* **Directive**
Set down each entry from the block beneath, exactly as written.

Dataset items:
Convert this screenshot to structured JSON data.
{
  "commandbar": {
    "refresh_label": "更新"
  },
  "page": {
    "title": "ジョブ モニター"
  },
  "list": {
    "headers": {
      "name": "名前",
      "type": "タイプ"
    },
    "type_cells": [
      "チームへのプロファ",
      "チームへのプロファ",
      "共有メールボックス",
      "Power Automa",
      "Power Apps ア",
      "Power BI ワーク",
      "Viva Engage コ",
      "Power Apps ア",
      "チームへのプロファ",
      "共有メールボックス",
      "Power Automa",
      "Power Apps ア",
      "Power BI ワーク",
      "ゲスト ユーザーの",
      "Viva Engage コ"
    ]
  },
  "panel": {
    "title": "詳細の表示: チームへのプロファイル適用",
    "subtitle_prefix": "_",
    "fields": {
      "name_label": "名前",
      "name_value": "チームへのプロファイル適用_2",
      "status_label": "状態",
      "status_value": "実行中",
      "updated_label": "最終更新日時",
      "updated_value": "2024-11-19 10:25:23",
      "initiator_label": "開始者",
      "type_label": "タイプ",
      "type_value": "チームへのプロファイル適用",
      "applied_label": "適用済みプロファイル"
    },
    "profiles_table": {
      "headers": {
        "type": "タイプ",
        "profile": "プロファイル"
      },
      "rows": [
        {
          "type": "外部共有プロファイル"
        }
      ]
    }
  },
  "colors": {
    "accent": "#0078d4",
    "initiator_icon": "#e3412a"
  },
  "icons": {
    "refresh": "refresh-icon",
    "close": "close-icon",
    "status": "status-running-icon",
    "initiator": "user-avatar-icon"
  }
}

* **Reply**
Convert this screenshot to structured JSON data.
{
  "commandbar": {
    "refresh_label": "更新"
  },
  "page": {
    "title": "ジョブ モニター"
  },
  "list": {
    "headers": {
      "name": "名前",
      "type": "タイプ"
    },
    "type_cells": [
      "チームへのプロファ",
      "チームへのプロファ",
      "共有メールボックス",
      "Power Automa",
      "Power Apps ア",
      "Power BI ワーク",
      "Viva Engage コ",
      "Power Apps ア",
      "チームへのプロファ",
      "共有メールボックス",
      "Power Automa",
      "Power Apps ア",
      "Power BI ワーク",
      "ゲスト ユーザーの",
      "Viva Engage コ"
    ]
  },
  "panel": {
    "title": "詳細の表示: チームへのプロファイル適用",
    "subtitle_prefix": "_",
    "fields": {
      "name_label": "名前",
      "name_value": "チームへのプロファイル適用_2",
      "status_label": "状態",
      "status_value": "実行中",
      "updated_label": "最終更新日時",
      "updated_value": "2024-11-19 10:25:23",
      "initiator_label": "開始者",
      "type_label": "タイプ",
      "type_value": "チームへのプロファイル適用",
      "applied_label": "適用済みプロファイル"
    },
    "profiles_table": {
      "headers": {
        "type": "タイプ",
        "profile": "プロファイル"
      },
      "rows": [
        {
          "type": "外部共有プロファイル"
        }
      ]
    }
  },
  "colors": {
    "accent": "#0078d4",
    "initiator_icon": "#e3412a"
  },
  "icons": {
    "refresh": "refresh-icon",
    "close": "close-icon",
    "status": "status-running-icon",
    "initiator": "user-avatar-icon"
  }
}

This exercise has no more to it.